Saved entries
------------------------------------
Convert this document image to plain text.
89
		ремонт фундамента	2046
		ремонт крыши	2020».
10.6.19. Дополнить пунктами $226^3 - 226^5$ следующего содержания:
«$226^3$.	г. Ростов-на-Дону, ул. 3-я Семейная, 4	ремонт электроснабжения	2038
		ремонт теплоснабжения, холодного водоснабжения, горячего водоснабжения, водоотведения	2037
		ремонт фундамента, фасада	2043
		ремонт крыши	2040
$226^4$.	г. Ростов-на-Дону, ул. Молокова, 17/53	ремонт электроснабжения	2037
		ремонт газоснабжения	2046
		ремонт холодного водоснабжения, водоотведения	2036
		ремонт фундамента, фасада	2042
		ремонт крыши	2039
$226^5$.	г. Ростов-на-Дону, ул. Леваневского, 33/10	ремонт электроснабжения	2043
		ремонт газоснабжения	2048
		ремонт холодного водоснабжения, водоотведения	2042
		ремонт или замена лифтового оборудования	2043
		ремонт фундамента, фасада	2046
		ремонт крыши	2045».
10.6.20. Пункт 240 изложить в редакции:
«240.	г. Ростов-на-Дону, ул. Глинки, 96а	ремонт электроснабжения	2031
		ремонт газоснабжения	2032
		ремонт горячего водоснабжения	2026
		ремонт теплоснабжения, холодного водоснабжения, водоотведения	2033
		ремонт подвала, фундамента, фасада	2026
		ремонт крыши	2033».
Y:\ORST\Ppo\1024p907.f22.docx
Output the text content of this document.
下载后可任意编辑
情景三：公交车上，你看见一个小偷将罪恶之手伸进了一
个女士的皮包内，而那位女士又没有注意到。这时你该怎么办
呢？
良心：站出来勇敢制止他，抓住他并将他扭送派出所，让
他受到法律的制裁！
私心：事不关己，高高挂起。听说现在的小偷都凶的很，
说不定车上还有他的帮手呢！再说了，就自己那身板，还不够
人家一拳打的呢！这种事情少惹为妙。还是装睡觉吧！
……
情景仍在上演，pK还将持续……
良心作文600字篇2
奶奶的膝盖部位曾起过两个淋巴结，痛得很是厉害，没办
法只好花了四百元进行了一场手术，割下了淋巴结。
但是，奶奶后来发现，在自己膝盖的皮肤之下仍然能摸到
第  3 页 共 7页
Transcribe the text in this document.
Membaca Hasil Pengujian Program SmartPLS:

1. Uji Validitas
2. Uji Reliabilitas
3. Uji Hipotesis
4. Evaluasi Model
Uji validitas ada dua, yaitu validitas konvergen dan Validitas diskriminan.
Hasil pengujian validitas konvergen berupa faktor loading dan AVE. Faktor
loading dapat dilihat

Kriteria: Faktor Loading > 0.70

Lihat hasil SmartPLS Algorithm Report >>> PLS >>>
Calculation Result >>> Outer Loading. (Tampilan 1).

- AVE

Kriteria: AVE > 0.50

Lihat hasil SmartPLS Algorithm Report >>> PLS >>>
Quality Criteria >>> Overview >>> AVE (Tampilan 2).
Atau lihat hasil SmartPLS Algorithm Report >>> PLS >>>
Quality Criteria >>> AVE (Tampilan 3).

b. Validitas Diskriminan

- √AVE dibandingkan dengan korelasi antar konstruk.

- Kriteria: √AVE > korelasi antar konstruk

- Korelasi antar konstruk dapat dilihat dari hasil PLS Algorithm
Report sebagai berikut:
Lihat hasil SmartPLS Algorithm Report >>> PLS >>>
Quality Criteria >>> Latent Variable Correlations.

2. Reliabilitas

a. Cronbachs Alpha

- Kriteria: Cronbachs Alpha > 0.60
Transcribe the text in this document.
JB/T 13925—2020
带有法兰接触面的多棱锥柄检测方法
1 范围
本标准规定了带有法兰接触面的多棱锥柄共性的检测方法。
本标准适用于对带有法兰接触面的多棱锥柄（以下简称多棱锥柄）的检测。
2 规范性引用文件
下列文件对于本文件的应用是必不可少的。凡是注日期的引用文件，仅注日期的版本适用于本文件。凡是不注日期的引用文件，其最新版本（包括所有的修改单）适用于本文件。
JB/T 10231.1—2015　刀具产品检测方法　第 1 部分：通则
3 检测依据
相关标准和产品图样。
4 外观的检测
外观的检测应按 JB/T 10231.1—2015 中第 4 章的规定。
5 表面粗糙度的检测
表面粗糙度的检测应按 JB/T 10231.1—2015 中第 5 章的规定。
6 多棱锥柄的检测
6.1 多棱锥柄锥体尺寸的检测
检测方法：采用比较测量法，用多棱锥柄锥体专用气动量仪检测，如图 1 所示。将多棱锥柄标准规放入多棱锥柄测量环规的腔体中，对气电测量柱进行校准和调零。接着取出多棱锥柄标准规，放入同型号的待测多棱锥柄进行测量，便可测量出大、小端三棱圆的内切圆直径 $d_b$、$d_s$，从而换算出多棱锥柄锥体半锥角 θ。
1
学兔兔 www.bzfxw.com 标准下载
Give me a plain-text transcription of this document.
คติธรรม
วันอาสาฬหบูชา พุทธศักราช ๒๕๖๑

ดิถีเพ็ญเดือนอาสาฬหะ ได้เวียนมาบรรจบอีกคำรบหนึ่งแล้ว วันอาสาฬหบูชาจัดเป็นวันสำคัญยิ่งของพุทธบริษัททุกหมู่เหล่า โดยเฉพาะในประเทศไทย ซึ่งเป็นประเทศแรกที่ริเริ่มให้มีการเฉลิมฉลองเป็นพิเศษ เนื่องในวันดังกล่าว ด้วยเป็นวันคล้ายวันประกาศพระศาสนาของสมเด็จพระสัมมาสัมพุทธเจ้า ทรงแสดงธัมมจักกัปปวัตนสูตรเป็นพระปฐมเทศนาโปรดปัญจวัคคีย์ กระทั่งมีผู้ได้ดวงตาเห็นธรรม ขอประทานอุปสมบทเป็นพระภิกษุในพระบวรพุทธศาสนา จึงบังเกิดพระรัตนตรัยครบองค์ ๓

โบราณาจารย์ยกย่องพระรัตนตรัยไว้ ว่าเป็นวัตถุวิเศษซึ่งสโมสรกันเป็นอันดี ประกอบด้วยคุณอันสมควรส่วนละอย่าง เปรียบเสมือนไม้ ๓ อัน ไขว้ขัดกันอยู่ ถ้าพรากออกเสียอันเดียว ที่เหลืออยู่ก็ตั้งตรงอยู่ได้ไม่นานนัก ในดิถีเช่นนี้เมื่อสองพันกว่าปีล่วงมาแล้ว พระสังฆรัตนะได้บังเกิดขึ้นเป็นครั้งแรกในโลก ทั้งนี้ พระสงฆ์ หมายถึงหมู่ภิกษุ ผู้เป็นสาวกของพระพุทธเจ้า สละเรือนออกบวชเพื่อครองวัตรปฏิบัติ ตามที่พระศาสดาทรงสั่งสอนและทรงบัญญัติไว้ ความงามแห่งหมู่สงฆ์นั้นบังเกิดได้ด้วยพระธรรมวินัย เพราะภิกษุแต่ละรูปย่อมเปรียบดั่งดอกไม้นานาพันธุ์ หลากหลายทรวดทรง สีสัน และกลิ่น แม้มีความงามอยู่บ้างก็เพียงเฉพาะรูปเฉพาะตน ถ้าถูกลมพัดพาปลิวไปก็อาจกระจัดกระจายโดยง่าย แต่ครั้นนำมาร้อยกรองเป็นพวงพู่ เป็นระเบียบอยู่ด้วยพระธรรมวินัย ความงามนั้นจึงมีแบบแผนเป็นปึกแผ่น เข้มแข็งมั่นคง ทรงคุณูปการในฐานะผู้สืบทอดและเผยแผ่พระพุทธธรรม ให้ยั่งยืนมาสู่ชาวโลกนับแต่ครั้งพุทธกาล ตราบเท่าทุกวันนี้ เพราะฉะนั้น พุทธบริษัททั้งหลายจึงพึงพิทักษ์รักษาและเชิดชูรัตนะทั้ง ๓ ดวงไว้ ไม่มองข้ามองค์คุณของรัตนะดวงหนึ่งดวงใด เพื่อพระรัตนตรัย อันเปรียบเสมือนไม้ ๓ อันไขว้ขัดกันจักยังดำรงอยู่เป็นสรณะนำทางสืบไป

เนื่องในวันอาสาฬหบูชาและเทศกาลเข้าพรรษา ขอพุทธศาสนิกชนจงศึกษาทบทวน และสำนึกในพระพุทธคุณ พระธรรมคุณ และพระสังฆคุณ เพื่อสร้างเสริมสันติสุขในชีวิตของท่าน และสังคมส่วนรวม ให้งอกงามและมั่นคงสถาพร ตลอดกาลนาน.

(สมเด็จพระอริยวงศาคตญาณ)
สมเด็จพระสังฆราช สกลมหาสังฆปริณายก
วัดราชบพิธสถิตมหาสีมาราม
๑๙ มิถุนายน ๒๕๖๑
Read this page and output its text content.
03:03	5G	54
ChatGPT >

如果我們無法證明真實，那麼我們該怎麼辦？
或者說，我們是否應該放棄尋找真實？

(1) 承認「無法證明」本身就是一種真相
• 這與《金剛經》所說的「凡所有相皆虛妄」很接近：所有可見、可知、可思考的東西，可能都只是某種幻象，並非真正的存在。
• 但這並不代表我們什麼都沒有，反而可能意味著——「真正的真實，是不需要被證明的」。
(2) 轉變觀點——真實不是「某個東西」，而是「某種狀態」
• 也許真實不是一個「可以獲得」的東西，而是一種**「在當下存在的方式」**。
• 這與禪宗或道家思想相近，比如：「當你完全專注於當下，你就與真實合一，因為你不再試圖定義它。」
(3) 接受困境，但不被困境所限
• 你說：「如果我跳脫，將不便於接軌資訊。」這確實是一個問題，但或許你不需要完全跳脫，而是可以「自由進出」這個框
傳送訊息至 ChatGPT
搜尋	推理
------------------------------------
__WRITTEN REQUEST__.
Provide only the count of lines in the data above that include the string "Дону".

__FINISHED TASK__.
4